> Page:
- - -
APS inspections– now a reality, whether we like it or not!

By Linda Jackson on 12 July 2017

Late last year the Department of Agriculture, Forestry and Fisheries (DAFF) announced the designation of the first two assignees for local and import inspections pertaining to fresh produce, grain and its related products. According to DAFF, this designation was done after a lengthy and transparent selection process which started off with the invitation of prospective assignees in October 2015.

The assignees are designated in terms of section 2(3) of the Agricultural Product Standards (APS) Act No. 119 of 1990 and will be responsible for the implementation of section 3 and its associated supporting sections of the said Act. 

In total 5 assignees have been appointed for the purposes of the application of the local/import regulations in the following categories:


Product Control for Agriculture (Prokon):
Fresh produce


Leaf Services:
Grains and its related derivative products


Nejahmogul Technologies and Agric Services:
Dairy and imitation dairy products and Edible ices


Agency for Food Safety:
Poultry meat, Eggs and any other meat and meat products for which regulations may be promulgated


Impumelelo Agribusiness Solutions:
All processed products, including fruit juices and drinks, frozen fruit and vegetables, jam, jelly & marmalade, rooibos, honey, table olives, fat spreads, mayonnaise & salad dressings and vinegar, canned processed products (canned pasta, canned mushrooms, canned fruit and canned vegetables) and any other processed products and canned processed products for which regulations may be promulgated.


The implementation of these regulations was delayed for six months in order to allow the designated assignees to set up their operations and consult with the affected stakeholders. The first two assignees have been operational as from the 1st January 2017 throughout all the selling or inspection points; pack houses, silos, milling factories, processing facilities, distribution centres, retail level, wholesale, national fresh produce markets, bakeries, ports of entry, etc. The remaining assignees were expected to start operations by 1 June 2017.


The implication of the designation is that all the products mentioned above will be subjected to inspection by the assignees, at a cost to the owner/seller. The cost of inspection will be based on the gazetted tariffs which would have been properly informed by an objective cost recovery model.


The importance of implementing these regulations will result in the promotion of fair trade practices and consumer protection. Consistent quality products in keeping with claims will be sold to consumers and thus resulting in sellers being fairly rewarded for their production effort. The enforcement of the regulations will further result in the prevention of poor quality products being imported into South Africa. Both locally produced and imported products will be subjected fairly to the same regulation(s) under the enforcement wing of the assignees.


Although the press release by DAFF was certainly not news to major stakeholders in industry (we must remember all legislation is developed in a consultative process and there was also a period for public comment), the news was not met with cheers of joy.


Seeking to clarify the misconceptions and misunderstanding, Food Focus invited the responsible Director for Food Safety and Quality Assurance at DAFF, Mr. Billy Makhafola, and all the assignees to a workshop to clarify the issues in a neutral facilitated forum. With one exception, all assignees agreed to participate.
- - -
[Rows from a layout dataset]

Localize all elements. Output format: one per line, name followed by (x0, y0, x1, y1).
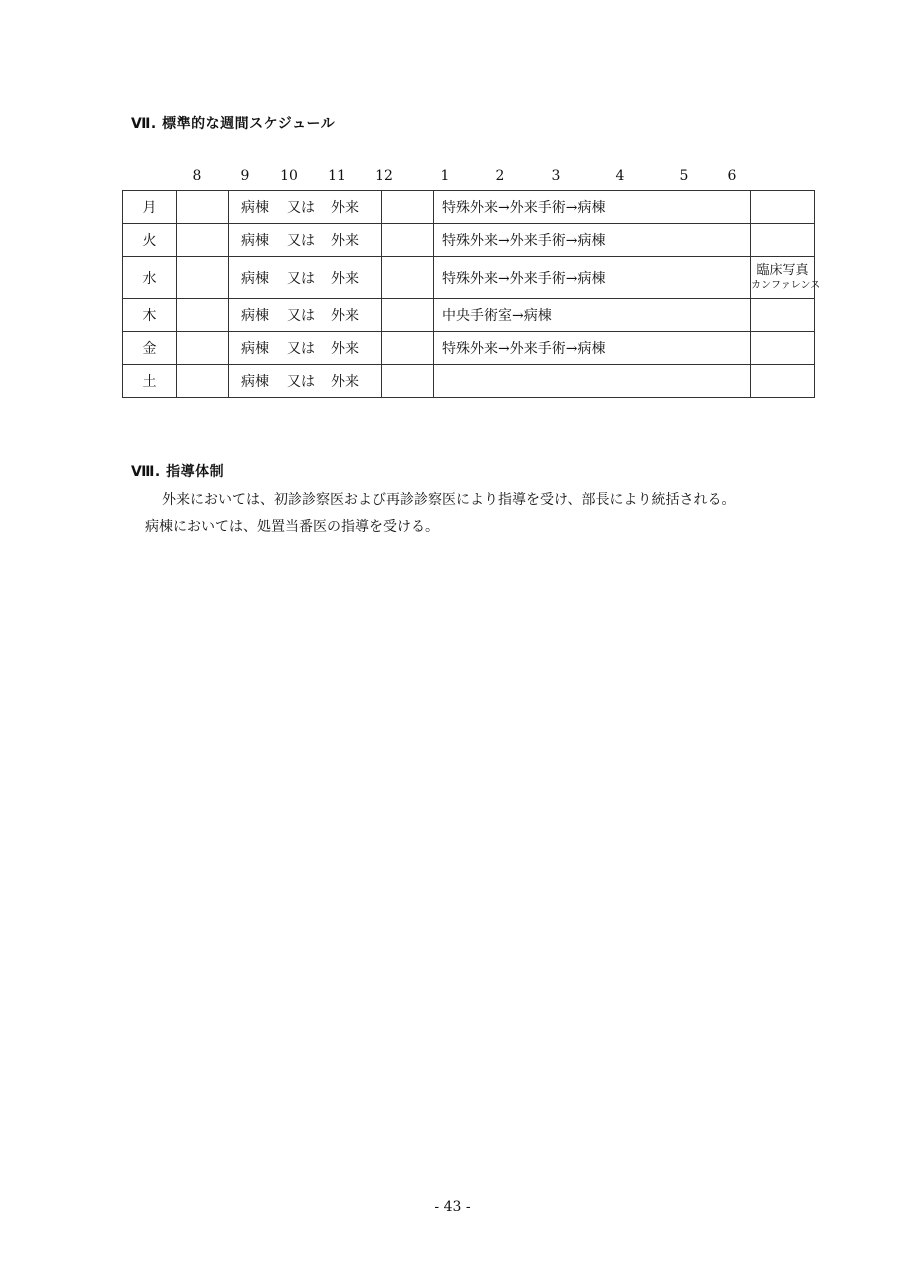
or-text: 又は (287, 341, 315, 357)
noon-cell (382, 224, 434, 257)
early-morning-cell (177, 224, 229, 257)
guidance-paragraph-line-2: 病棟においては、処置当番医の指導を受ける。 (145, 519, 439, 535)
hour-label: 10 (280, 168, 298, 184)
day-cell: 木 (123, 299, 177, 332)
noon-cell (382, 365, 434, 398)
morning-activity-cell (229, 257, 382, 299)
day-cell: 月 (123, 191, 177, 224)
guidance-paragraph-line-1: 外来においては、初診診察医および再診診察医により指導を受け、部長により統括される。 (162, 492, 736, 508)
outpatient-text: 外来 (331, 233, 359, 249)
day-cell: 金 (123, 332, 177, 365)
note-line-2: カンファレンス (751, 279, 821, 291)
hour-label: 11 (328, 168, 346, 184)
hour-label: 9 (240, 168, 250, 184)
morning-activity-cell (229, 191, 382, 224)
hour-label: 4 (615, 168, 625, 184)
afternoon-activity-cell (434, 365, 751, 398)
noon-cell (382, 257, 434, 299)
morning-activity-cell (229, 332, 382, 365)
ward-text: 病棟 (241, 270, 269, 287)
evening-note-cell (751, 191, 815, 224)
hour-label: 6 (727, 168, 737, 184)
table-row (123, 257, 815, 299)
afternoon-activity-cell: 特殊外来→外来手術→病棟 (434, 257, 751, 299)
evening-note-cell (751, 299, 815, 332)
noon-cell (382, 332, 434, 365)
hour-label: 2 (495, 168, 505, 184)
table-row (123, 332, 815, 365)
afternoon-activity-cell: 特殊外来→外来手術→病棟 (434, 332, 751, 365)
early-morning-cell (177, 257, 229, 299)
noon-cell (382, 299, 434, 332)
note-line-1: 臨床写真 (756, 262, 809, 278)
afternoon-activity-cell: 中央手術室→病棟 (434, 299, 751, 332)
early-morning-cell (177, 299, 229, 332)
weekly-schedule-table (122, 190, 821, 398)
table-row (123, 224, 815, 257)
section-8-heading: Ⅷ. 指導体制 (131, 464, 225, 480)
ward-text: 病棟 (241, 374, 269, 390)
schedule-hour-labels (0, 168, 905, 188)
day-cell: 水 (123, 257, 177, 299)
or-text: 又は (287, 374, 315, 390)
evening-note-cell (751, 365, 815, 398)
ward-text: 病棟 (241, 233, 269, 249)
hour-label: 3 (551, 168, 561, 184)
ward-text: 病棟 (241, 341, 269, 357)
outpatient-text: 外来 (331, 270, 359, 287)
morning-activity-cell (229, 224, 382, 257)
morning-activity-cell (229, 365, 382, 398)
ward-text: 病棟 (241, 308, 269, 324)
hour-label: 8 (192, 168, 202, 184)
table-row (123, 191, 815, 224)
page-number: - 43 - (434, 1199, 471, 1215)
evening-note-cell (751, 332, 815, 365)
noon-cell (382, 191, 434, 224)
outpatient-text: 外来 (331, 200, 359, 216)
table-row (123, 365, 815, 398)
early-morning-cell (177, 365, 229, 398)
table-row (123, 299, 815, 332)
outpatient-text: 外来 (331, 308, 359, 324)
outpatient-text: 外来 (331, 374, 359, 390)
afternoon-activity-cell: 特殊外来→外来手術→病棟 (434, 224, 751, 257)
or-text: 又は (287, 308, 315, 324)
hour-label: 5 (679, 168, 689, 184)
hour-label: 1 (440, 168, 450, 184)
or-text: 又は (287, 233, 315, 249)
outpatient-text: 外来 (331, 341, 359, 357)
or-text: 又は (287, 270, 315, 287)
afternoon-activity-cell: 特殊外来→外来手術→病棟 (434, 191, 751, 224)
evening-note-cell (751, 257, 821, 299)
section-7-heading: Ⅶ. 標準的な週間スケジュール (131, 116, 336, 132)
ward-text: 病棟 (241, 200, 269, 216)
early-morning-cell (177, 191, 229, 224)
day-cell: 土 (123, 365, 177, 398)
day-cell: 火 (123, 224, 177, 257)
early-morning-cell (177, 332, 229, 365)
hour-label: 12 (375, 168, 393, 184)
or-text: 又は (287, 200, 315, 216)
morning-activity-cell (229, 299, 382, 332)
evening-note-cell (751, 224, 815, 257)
- - -
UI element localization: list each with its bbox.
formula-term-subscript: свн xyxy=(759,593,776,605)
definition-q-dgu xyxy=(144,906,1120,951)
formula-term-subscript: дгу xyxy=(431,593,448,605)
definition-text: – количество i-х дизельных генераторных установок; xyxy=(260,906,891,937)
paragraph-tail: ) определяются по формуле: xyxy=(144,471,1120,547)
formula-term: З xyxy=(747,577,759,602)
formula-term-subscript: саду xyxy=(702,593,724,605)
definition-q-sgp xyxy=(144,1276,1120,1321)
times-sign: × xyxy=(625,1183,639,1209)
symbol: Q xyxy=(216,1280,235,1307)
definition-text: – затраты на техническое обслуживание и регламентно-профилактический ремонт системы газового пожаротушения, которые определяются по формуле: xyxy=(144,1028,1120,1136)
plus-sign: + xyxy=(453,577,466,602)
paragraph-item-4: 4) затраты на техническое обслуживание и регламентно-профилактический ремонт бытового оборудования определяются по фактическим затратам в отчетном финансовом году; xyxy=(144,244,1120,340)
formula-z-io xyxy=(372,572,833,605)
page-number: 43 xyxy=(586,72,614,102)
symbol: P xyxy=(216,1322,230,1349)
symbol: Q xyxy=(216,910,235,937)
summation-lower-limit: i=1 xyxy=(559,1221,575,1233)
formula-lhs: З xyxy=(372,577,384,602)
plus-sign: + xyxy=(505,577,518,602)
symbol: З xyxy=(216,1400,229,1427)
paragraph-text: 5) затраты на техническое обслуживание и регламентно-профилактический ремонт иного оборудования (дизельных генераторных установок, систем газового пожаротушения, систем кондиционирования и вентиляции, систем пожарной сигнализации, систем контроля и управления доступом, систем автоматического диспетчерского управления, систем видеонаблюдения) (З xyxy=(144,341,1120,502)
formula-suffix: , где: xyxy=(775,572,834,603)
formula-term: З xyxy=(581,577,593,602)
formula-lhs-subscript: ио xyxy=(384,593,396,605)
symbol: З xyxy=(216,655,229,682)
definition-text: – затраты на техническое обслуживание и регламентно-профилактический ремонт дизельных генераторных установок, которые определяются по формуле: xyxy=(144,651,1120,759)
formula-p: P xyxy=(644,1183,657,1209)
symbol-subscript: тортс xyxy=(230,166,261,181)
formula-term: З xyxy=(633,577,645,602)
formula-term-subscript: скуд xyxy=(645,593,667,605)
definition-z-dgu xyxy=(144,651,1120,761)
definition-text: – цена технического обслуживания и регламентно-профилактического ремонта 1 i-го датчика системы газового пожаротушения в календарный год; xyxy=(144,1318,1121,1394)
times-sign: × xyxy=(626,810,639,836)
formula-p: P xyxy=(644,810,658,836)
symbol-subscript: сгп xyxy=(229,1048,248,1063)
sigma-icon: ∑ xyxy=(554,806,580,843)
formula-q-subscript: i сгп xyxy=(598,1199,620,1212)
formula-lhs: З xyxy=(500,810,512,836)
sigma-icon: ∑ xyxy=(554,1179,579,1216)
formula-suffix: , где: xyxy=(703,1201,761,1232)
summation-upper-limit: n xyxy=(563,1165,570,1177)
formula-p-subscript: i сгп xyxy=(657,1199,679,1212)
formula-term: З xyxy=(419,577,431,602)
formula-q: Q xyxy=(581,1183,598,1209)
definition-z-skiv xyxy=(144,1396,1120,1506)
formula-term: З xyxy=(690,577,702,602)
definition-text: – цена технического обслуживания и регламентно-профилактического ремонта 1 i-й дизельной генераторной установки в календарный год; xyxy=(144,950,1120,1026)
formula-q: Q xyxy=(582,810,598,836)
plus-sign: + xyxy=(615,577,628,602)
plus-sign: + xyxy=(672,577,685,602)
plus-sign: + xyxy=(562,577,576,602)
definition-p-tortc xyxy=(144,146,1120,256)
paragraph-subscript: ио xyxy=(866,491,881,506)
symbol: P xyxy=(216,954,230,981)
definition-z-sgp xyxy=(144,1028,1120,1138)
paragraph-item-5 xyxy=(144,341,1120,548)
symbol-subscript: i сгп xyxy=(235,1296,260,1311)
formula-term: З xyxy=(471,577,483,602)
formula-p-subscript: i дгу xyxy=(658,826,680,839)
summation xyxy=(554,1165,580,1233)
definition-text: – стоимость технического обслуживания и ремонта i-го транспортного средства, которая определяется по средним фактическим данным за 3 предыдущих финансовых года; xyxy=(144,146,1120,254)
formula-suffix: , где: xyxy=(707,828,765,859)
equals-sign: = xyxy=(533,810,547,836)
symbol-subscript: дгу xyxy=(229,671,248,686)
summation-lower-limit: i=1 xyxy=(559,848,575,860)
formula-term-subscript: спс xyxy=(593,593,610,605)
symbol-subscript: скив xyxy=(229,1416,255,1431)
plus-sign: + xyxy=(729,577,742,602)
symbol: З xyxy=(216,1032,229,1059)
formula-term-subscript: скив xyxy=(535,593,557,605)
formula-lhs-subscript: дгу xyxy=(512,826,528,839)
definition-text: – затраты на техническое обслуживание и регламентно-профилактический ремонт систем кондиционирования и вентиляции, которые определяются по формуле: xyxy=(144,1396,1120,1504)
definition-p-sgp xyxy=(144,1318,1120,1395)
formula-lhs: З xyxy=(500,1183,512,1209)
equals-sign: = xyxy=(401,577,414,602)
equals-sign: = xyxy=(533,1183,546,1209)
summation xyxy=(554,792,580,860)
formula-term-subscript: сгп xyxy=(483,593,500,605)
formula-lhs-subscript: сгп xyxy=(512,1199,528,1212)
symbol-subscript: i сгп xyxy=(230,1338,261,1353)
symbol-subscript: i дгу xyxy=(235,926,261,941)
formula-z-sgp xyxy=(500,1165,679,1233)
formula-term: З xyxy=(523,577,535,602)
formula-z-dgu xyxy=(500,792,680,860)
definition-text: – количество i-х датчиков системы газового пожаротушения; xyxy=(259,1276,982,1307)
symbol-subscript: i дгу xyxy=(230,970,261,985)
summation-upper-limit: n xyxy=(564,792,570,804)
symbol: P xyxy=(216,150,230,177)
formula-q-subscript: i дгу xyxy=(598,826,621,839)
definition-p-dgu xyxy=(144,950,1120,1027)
- - -
> Directive 1: Print the passage of the APS inspections article between "By Linda Jackson" and "the said Act.", inclusive.
> Directive 2:
Answer these questions from the APS inspections article:
(a) On what date was the article published?
(b) Which assignee covers dairy and imitation dairy products and edible ices?
(c) By what date were the remaining assignees expected to start operations?
> Directive 3: Write the next part of the APS inspections article, picking up after its final sentence.
This material was taken from a separate source.

> Written answer 1:
By Linda Jackson on 12 July 2017

Late last year the Department of Agriculture, Forestry and Fisheries (DAFF) announced the designation of the first two assignees for local and import inspections pertaining to fresh produce, grain and its related products. According to DAFF, this designation was done after a lengthy and transparent selection process which started off with the invitation of prospective assignees in October 2015.

The assignees are designated in terms of section 2(3) of the Agricultural Product Standards (APS) Act No. 119 of 1990 and will be responsible for the implementation of section 3 and its associated supporting sections of the said Act.

> Written answer 2:
(a) 12 July 2017
(b) Nejahmogul Technologies and Agric Services
(c) 1 June 2017

> Written answer 3:
Director Billy Makhafola (DAFF) and Linda Jackson (Food Focus)


Speaking to a full house of industry representatives, Mr. Billy Makhafola outlined the basis for the appointment of the assignees. The Agricultural Product Standards Act No. 119 of 1990 allows the Minister to designate private companies to perform this role. Due to a lack of resources, the Minister has exercised this right. Prior to this, the regulations had not been enforced consistently which is cause for concern, as the purpose of the Act is to provide consumer protection by ensuring the quality of agricultural products (local and export) and through prevention of false or misleading description of products, amongst others.


Our favorite legal eagle, Janusz F Luterek, Esq., Partner at Hahn & Hahn Attorneys clarified the rights of industry in relation to the APS Act and its regulations. He highlighted the powers of the assignees in terms of search and seizure with a bona fide warrant and the penalties under the Act. The basis of the inspection in all cases are the regulations under the APS Act which clearly detail the requirements. Anything over and above these regulations would be grounds for appeal.


The assignees who agreed to present, Prokon and Impumelelo, laid out their business model and approach to the inspections. It was very clear from their presentation that Prokon are well versed in the process, having been assigned for export produce for some time. It was encouraging to note that they are in the process of seeking ISO 17020 accreditation to be formally recognised as a competent inspection body. Impumelelo, who were only designated in March are still in the process of industry consultations and it was clear from the audience that several important role players have not been consulted as yet.


In the open Q&A session, similar concerns were raised with Nejahmogul Technologies and Agric Services who are responsible for the dairy sector. The Director, Mr. Billy Makhafola invited those with concerns to engage with him directly, to ensure the due process is followed. Questions were raised concerning the practical implementation of the inspections, the size of samples and the allocation of costs. Agency for Food Safety offered clear explanations based on the recently gazette tariffs for their sectors. It is apparent that industry is not happy with the arrangements and there is a need for ongoing dialogue with all parties.



Delegates at the workshop

To close the proceedings, Dr Harris Steinman of Food and Allergy Consulting and Testing Services (FACTS), highlighted the growing concerns on food fraud and the need for enforcement of the regulations to protect the consumer. All the consumers in the room wholeheartedly agreed with him!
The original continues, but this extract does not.